[Goal] Where a line holds "JSON", copy it.

[Rows]

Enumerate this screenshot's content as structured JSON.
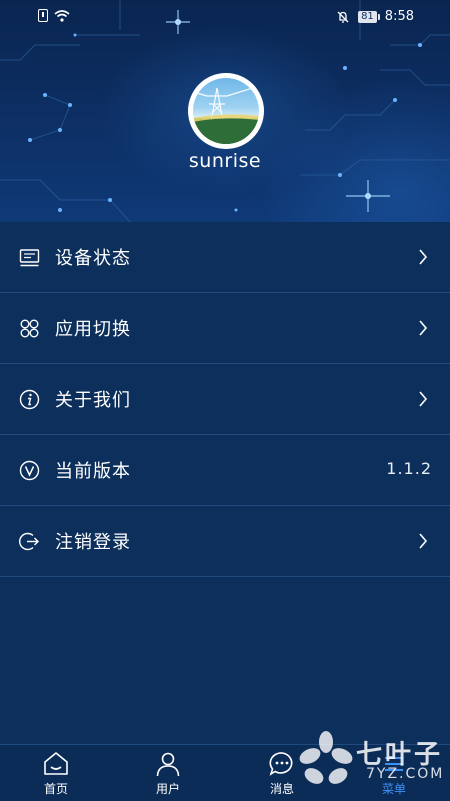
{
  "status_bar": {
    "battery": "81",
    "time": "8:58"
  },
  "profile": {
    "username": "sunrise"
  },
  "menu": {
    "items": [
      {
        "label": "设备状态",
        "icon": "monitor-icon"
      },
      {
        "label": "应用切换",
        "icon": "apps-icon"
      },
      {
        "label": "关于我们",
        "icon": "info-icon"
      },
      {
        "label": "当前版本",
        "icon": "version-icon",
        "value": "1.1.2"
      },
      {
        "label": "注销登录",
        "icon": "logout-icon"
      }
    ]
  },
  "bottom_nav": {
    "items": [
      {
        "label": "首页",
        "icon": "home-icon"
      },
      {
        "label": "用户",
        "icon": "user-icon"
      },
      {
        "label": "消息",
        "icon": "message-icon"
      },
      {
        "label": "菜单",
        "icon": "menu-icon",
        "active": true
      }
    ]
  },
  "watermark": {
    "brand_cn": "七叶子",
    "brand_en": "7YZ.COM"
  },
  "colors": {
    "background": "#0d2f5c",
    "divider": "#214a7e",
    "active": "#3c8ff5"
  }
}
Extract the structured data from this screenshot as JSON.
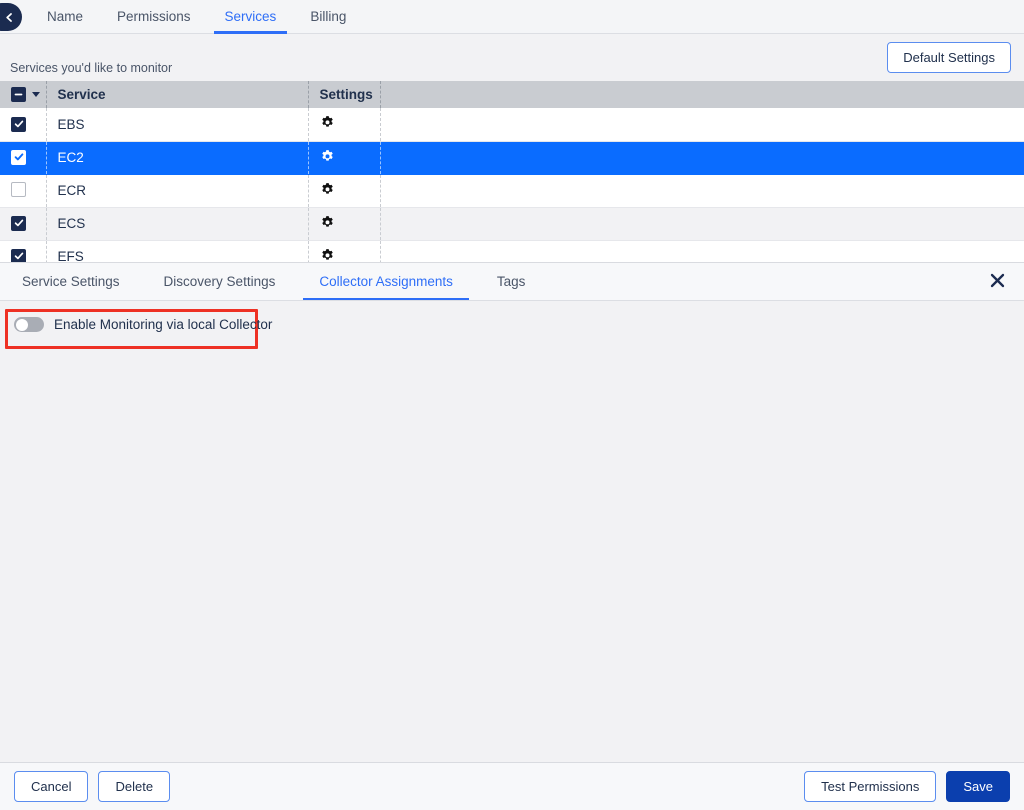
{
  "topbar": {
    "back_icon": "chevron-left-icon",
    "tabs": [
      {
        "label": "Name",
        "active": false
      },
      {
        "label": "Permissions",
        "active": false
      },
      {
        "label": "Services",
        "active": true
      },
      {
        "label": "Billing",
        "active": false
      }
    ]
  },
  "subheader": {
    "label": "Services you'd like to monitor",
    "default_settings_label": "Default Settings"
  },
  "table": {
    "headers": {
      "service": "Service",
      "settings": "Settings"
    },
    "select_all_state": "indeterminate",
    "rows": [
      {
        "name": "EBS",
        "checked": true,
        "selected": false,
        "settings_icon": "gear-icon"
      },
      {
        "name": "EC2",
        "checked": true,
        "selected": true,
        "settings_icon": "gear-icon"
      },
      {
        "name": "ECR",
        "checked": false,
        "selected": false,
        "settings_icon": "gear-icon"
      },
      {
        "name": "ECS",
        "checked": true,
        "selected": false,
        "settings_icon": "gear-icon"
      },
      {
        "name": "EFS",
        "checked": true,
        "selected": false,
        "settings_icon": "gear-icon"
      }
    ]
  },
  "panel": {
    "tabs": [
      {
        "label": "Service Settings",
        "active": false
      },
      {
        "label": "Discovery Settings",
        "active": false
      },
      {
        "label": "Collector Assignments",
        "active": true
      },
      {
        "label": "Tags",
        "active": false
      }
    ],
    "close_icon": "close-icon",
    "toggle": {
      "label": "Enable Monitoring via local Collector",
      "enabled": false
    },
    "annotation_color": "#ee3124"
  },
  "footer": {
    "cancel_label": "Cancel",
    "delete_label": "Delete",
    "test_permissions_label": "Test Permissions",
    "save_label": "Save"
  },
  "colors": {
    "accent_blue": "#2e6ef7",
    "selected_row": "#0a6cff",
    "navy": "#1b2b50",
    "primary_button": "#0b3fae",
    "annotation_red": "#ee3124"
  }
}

[Reply]
Enumerate this screenshot's content as structured JSON.
Extract the structured data from this screenshot as JSON.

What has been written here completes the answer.